Supplied data —
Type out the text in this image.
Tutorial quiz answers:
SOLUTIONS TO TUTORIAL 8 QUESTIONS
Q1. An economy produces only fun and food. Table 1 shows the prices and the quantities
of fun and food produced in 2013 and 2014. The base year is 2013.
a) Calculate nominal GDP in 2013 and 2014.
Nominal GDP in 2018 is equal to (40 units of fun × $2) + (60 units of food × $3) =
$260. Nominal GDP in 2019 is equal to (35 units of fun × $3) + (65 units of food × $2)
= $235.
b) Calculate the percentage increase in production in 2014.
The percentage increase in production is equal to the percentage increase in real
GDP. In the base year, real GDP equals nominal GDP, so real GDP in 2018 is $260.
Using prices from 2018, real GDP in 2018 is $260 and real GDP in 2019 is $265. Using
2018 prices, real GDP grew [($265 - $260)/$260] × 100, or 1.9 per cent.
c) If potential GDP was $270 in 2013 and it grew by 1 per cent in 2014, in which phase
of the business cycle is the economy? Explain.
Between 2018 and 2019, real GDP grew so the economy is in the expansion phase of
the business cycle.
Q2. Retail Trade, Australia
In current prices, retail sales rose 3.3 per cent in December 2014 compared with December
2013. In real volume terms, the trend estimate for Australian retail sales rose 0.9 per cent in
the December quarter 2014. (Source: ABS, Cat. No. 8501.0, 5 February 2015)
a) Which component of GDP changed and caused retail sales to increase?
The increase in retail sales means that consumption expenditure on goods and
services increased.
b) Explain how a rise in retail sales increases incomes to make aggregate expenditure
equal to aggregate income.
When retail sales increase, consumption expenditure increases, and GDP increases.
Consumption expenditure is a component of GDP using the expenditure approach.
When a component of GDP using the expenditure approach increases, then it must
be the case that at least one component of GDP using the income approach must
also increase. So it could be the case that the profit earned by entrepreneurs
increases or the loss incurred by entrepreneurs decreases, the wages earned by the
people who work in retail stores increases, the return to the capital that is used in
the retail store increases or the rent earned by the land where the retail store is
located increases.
* * *
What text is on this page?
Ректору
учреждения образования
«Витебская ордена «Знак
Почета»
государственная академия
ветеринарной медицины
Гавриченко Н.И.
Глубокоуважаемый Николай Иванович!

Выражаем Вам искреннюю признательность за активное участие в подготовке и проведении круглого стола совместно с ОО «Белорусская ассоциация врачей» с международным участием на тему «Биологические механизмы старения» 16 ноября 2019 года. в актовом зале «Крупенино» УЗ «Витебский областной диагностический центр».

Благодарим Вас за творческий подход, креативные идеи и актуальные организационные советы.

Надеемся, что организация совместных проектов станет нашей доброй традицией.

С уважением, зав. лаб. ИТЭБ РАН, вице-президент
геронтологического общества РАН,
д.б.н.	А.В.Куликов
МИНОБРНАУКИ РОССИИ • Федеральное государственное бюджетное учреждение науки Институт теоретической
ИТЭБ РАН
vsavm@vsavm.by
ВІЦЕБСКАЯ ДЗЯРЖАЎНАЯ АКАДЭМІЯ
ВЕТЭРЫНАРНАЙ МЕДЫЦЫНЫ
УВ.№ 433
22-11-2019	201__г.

Problem requirements —
In the listing above, find the lines holding the word "must" and copy them.

Response for this exercise —
When a component of GDP using the expenditure approach increases, then it must
be the case that at least one component of GDP using the income approach must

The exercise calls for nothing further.